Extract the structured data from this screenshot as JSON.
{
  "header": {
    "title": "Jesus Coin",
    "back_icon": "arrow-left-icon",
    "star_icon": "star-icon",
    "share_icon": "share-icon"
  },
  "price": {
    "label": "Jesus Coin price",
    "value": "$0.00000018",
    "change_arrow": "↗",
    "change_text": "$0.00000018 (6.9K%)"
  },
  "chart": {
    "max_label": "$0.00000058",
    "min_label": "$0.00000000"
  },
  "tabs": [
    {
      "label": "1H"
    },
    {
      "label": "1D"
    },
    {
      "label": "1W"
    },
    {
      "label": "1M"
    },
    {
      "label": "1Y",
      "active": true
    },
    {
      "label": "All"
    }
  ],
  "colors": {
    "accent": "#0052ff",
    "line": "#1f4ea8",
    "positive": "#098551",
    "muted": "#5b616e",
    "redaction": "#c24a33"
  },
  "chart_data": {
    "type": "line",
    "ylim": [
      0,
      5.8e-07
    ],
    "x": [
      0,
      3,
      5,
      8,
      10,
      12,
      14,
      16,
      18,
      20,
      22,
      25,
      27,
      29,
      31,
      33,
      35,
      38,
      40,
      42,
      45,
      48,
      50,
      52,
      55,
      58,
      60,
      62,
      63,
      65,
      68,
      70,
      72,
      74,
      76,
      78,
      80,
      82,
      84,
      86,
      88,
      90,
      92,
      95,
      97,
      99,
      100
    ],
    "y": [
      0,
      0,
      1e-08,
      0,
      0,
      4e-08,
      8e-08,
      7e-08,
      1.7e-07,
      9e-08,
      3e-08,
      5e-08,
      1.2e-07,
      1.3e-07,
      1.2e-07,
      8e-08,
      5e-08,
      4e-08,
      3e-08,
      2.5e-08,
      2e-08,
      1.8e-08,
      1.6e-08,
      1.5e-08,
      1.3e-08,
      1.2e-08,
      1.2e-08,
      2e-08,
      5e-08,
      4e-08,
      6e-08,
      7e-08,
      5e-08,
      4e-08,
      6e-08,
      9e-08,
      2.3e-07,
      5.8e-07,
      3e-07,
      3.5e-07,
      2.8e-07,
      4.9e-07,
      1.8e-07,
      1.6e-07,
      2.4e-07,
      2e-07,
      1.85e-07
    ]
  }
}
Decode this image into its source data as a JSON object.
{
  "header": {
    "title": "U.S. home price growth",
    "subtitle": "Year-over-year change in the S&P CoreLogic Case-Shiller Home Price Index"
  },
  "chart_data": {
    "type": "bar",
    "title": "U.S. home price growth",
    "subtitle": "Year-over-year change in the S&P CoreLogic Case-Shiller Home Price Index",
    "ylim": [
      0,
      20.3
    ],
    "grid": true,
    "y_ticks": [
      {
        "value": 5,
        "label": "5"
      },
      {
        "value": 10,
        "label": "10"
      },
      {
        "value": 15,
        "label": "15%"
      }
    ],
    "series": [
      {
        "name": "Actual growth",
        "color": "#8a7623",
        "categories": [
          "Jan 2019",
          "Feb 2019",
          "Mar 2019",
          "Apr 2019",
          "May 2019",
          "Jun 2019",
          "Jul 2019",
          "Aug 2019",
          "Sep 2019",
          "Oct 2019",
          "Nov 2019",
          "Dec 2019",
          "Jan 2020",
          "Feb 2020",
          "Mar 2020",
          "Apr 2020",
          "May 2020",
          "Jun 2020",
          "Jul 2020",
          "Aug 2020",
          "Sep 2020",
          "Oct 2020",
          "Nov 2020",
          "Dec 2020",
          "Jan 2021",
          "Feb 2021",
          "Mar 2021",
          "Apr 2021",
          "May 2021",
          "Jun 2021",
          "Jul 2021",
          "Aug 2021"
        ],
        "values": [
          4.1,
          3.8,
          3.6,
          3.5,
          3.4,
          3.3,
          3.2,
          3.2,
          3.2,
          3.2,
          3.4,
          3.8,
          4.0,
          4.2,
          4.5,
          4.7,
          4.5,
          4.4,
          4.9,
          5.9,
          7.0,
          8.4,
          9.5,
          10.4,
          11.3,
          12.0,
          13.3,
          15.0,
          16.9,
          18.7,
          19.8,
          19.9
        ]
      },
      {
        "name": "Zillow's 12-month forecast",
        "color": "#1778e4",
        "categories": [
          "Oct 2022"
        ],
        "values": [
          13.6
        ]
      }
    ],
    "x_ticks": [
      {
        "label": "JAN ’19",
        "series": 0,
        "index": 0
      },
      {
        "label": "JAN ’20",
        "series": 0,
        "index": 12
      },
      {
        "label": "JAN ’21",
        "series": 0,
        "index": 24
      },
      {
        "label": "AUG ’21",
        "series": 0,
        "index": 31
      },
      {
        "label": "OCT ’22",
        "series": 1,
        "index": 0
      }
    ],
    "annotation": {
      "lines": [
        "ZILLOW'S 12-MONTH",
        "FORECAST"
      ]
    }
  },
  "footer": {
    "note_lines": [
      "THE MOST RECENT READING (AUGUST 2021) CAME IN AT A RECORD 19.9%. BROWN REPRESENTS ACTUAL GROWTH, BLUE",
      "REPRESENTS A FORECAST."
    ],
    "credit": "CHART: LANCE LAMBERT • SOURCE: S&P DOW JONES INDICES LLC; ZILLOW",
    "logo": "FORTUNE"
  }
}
──────────────────────────────
Quote all of the entries exactly as they appear.

SOLUTION TO THIS PROBLEM:
Extract the structured data from this screenshot as JSON.
{
  "header": {
    "title": "Jesus Coin",
    "back_icon": "arrow-left-icon",
    "star_icon": "star-icon",
    "share_icon": "share-icon"
  },
  "price": {
    "label": "Jesus Coin price",
    "value": "$0.00000018",
    "change_arrow": "↗",
    "change_text": "$0.00000018 (6.9K%)"
  },
  "chart": {
    "max_label": "$0.00000058",
    "min_label": "$0.00000000"
  },
  "tabs": [
    {
      "label": "1H"
    },
    {
      "label": "1D"
    },
    {
      "label": "1W"
    },
    {
      "label": "1M"
    },
    {
      "label": "1Y",
      "active": true
    },
    {
      "label": "All"
    }
  ],
  "colors": {
    "accent": "#0052ff",
    "line": "#1f4ea8",
    "positive": "#098551",
    "muted": "#5b616e",
    "redaction": "#c24a33"
  },
  "chart_data": {
    "type": "line",
    "ylim": [
      0,
      5.8e-07
    ],
    "x": [
      0,
      3,
      5,
      8,
      10,
      12,
      14,
      16,
      18,
      20,
      22,
      25,
      27,
      29,
      31,
      33,
      35,
      38,
      40,
      42,
      45,
      48,
      50,
      52,
      55,
      58,
      60,
      62,
      63,
      65,
      68,
      70,
      72,
      74,
      76,
      78,
      80,
      82,
      84,
      86,
      88,
      90,
      92,
      95,
      97,
      99,
      100
    ],
    "y": [
      0,
      0,
      1e-08,
      0,
      0,
      4e-08,
      8e-08,
      7e-08,
      1.7e-07,
      9e-08,
      3e-08,
      5e-08,
      1.2e-07,
      1.3e-07,
      1.2e-07,
      8e-08,
      5e-08,
      4e-08,
      3e-08,
      2.5e-08,
      2e-08,
      1.8e-08,
      1.6e-08,
      1.5e-08,
      1.3e-08,
      1.2e-08,
      1.2e-08,
      2e-08,
      5e-08,
      4e-08,
      6e-08,
      7e-08,
      5e-08,
      4e-08,
      6e-08,
      9e-08,
      2.3e-07,
      5.8e-07,
      3e-07,
      3.5e-07,
      2.8e-07,
      4.9e-07,
      1.8e-07,
      1.6e-07,
      2.4e-07,
      2e-07,
      1.85e-07
    ]
  }
}
Decode this image into its source data as a JSON object.
{
  "header": {
    "title": "U.S. home price growth",
    "subtitle": "Year-over-year change in the S&P CoreLogic Case-Shiller Home Price Index"
  },
  "chart_data": {
    "type": "bar",
    "title": "U.S. home price growth",
    "subtitle": "Year-over-year change in the S&P CoreLogic Case-Shiller Home Price Index",
    "ylim": [
      0,
      20.3
    ],
    "grid": true,
    "y_ticks": [
      {
        "value": 5,
        "label": "5"
      },
      {
        "value": 10,
        "label": "10"
      },
      {
        "value": 15,
        "label": "15%"
      }
    ],
    "series": [
      {
        "name": "Actual growth",
        "color": "#8a7623",
        "categories": [
          "Jan 2019",
          "Feb 2019",
          "Mar 2019",
          "Apr 2019",
          "May 2019",
          "Jun 2019",
          "Jul 2019",
          "Aug 2019",
          "Sep 2019",
          "Oct 2019",
          "Nov 2019",
          "Dec 2019",
          "Jan 2020",
          "Feb 2020",
          "Mar 2020",
          "Apr 2020",
          "May 2020",
          "Jun 2020",
          "Jul 2020",
          "Aug 2020",
          "Sep 2020",
          "Oct 2020",
          "Nov 2020",
          "Dec 2020",
          "Jan 2021",
          "Feb 2021",
          "Mar 2021",
          "Apr 2021",
          "May 2021",
          "Jun 2021",
          "Jul 2021",
          "Aug 2021"
        ],
        "values": [
          4.1,
          3.8,
          3.6,
          3.5,
          3.4,
          3.3,
          3.2,
          3.2,
          3.2,
          3.2,
          3.4,
          3.8,
          4.0,
          4.2,
          4.5,
          4.7,
          4.5,
          4.4,
          4.9,
          5.9,
          7.0,
          8.4,
          9.5,
          10.4,
          11.3,
          12.0,
          13.3,
          15.0,
          16.9,
          18.7,
          19.8,
          19.9
        ]
      },
      {
        "name": "Zillow's 12-month forecast",
        "color": "#1778e4",
        "categories": [
          "Oct 2022"
        ],
        "values": [
          13.6
        ]
      }
    ],
    "x_ticks": [
      {
        "label": "JAN ’19",
        "series": 0,
        "index": 0
      },
      {
        "label": "JAN ’20",
        "series": 0,
        "index": 12
      },
      {
        "label": "JAN ’21",
        "series": 0,
        "index": 24
      },
      {
        "label": "AUG ’21",
        "series": 0,
        "index": 31
      },
      {
        "label": "OCT ’22",
        "series": 1,
        "index": 0
      }
    ],
    "annotation": {
      "lines": [
        "ZILLOW'S 12-MONTH",
        "FORECAST"
      ]
    }
  },
  "footer": {
    "note_lines": [
      "THE MOST RECENT READING (AUGUST 2021) CAME IN AT A RECORD 19.9%. BROWN REPRESENTS ACTUAL GROWTH, BLUE",
      "REPRESENTS A FORECAST."
    ],
    "credit": "CHART: LANCE LAMBERT • SOURCE: S&P DOW JONES INDICES LLC; ZILLOW",
    "logo": "FORTUNE"
  }
}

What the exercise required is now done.